> _TASK DETAILS_
Everything from the line containing "Extract all readable text from this page." through the last line of the records must be returned verbatim, and nothing outside that range.

> _RECORDS FOR PROCESSING_
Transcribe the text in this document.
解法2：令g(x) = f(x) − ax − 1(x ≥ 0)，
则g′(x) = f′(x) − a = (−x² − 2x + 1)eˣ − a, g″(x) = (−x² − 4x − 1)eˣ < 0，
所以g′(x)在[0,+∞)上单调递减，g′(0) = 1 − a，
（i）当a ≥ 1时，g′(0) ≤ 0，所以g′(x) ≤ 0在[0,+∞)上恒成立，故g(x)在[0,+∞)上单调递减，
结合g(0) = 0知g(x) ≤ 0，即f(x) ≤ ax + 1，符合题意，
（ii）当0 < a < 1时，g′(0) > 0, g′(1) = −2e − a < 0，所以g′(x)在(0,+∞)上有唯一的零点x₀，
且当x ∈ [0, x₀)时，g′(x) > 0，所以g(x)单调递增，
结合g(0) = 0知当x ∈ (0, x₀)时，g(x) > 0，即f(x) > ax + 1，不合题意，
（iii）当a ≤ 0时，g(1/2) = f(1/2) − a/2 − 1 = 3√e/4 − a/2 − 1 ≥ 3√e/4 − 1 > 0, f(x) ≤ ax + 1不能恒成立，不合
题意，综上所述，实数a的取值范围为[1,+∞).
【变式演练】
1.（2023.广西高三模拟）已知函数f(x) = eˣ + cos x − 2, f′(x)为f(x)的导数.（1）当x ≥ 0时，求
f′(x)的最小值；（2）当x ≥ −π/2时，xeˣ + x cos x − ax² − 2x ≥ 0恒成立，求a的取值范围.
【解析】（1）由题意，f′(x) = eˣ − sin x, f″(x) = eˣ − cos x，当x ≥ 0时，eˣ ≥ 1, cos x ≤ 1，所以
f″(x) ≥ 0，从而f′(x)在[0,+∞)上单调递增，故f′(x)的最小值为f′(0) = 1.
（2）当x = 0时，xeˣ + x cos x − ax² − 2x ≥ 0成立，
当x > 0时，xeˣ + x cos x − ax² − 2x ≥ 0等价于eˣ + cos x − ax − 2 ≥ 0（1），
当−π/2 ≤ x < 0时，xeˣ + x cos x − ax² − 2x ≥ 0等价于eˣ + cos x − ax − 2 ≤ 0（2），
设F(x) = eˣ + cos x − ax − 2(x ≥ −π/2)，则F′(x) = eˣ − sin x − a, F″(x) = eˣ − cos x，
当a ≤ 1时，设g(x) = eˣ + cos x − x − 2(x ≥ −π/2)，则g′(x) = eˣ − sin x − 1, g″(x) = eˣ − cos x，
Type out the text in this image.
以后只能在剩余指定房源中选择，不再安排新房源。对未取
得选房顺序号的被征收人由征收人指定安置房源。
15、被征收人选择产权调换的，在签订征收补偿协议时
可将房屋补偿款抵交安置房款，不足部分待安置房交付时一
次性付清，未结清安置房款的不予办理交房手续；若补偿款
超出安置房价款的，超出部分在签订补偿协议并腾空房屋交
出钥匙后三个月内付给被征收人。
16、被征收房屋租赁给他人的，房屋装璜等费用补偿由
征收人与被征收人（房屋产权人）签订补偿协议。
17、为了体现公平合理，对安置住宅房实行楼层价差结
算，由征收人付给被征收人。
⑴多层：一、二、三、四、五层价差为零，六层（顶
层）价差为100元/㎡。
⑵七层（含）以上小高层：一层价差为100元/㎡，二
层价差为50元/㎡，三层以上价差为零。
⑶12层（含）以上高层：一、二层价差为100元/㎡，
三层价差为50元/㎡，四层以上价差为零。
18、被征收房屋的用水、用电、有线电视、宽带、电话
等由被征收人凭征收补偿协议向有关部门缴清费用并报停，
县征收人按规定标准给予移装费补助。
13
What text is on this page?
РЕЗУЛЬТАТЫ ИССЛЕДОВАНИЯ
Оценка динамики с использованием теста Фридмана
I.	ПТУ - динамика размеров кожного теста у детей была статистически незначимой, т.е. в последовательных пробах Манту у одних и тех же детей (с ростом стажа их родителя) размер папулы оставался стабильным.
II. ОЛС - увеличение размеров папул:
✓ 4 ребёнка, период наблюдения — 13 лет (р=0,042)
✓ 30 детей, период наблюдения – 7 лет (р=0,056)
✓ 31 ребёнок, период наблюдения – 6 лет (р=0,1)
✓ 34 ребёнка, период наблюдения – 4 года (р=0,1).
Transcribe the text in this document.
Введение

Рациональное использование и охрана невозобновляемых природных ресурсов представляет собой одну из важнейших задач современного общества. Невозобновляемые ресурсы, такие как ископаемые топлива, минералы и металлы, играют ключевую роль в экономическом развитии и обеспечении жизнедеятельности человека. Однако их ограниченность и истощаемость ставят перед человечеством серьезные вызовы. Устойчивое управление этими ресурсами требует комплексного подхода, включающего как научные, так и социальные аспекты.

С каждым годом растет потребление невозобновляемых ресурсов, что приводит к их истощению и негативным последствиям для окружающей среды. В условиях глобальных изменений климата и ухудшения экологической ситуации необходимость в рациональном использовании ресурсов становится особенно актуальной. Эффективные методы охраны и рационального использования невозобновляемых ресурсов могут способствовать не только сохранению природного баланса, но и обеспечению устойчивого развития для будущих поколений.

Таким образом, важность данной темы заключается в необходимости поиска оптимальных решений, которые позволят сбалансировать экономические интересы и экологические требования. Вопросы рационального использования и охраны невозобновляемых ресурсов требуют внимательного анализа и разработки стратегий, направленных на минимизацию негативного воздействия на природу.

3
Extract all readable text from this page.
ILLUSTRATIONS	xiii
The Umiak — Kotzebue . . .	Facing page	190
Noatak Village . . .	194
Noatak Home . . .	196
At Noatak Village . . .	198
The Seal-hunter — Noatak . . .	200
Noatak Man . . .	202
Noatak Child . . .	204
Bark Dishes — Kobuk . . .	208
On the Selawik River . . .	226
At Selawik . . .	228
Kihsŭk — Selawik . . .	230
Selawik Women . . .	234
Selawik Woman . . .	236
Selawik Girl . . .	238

> _RESULT FOR THIS TASK_
Extract all readable text from this page.
ILLUSTRATIONS	xiii
The Umiak — Kotzebue . . .	Facing page	190
Noatak Village . . .	194
Noatak Home . . .	196
At Noatak Village . . .	198
The Seal-hunter — Noatak . . .	200
Noatak Man . . .	202
Noatak Child . . .	204
Bark Dishes — Kobuk . . .	208
On the Selawik River . . .	226
At Selawik . . .	228
Kihsŭk — Selawik . . .	230
Selawik Women . . .	234
Selawik Woman . . .	236
Selawik Girl . . .	238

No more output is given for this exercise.